━━━ DATASET EXTRACT ━━━
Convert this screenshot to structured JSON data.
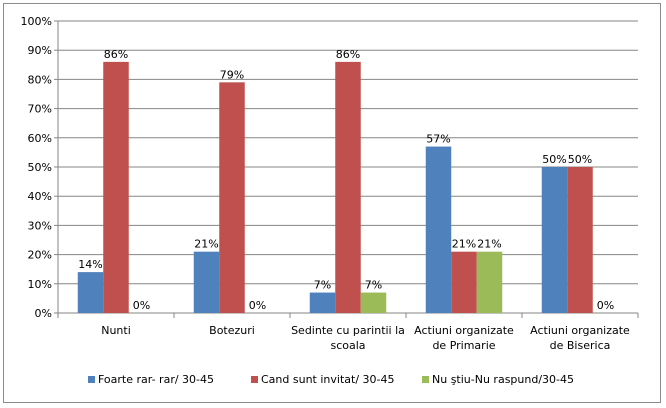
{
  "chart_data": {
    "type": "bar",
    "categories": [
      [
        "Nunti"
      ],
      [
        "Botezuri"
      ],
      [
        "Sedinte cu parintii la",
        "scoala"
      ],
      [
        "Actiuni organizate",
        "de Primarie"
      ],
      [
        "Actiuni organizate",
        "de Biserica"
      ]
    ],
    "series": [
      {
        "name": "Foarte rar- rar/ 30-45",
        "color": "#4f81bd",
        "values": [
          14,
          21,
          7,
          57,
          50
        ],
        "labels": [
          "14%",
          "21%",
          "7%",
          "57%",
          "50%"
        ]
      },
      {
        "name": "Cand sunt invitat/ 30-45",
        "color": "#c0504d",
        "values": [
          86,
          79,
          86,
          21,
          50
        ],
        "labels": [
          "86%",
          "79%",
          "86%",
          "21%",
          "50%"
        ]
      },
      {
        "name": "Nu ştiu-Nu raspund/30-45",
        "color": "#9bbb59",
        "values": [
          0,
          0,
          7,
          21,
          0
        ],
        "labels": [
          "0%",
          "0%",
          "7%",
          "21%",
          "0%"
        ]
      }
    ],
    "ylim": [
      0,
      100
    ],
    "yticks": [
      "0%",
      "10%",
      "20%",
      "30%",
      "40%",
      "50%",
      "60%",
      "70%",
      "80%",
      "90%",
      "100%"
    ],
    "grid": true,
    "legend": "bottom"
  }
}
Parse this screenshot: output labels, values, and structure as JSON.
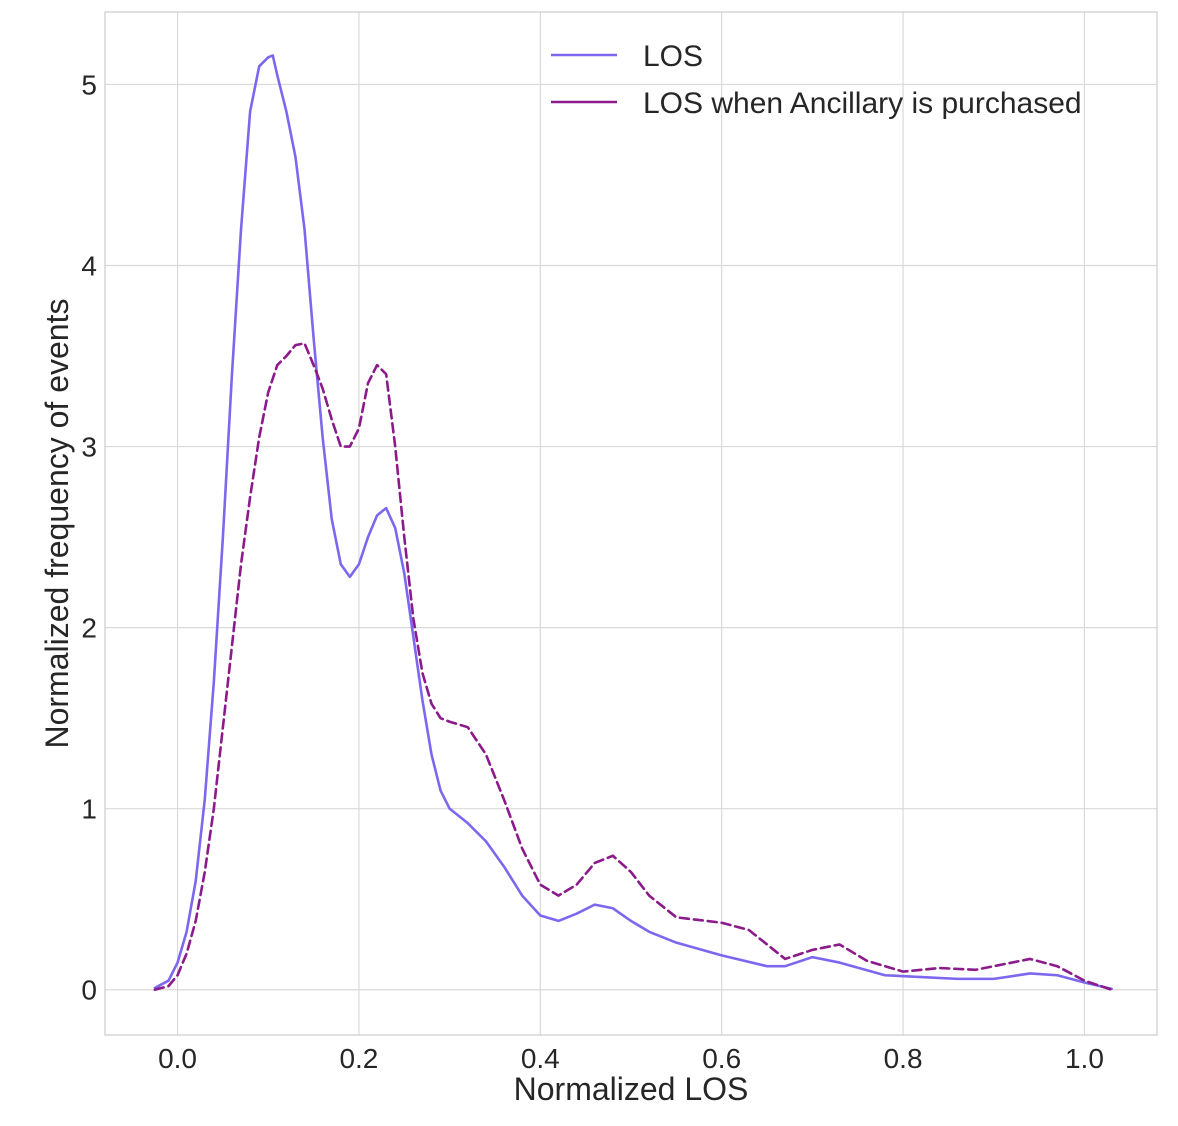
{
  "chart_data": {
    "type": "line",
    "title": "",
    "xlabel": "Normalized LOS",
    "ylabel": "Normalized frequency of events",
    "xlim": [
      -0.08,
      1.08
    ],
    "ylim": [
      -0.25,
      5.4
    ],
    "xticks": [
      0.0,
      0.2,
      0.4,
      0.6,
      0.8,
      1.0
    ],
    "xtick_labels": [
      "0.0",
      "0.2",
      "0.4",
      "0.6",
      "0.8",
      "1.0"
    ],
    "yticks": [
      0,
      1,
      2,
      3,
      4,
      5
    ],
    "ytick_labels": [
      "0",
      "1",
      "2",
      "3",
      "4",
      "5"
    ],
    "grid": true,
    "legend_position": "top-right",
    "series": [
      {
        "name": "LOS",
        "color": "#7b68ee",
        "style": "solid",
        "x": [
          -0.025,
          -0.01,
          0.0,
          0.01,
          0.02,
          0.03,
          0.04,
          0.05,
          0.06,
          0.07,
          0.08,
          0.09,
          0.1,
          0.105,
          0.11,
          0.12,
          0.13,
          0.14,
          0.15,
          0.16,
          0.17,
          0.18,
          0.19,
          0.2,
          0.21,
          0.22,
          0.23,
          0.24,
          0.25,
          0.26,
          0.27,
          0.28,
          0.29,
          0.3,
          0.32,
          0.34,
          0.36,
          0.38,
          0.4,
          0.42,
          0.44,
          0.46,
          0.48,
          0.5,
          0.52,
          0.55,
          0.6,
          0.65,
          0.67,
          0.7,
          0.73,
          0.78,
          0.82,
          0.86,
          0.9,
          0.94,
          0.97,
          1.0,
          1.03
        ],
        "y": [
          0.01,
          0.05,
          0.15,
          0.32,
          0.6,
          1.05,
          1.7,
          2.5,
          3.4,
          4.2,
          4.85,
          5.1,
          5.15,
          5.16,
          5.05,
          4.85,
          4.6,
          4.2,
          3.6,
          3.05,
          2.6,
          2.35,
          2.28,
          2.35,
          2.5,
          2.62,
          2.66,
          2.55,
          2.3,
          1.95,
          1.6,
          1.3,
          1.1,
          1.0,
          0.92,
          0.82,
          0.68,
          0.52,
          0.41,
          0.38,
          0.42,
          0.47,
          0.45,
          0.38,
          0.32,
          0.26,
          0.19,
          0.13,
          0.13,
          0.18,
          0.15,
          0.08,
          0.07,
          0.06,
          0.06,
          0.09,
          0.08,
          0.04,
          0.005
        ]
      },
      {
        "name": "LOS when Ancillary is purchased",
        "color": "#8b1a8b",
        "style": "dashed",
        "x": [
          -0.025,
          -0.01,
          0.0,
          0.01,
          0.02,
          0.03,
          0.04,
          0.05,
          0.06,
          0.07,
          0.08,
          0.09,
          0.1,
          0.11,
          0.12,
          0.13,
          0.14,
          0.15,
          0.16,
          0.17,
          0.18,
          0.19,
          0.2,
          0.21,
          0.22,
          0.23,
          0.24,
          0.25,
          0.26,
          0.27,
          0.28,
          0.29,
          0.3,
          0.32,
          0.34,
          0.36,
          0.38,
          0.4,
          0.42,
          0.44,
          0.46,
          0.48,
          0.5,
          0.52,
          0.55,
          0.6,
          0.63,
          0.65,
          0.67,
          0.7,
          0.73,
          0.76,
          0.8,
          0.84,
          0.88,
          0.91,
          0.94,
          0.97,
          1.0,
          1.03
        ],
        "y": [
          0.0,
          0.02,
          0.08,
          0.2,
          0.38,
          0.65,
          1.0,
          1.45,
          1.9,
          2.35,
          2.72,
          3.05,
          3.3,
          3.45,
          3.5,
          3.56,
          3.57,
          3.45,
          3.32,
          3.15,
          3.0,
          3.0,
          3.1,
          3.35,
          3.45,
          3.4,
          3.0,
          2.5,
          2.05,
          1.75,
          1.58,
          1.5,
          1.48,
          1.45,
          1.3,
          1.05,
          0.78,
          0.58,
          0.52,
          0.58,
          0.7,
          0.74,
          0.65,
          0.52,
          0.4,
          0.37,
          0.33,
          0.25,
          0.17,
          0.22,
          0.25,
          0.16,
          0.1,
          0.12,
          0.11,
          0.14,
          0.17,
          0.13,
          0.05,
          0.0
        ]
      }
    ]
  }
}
━━━
PROBLEM REQUIREMENTS:
Using the records above, list each line that includes "name".

WRITTEN SOLUTION:
        "name": "Foarte rar- rar/ 30-45",
        "name": "Cand sunt invitat/ 30-45",
        "name": "Nu ştiu-Nu raspund/30-45",
        "name": "LOS",
        "name": "LOS when Ancillary is purchased",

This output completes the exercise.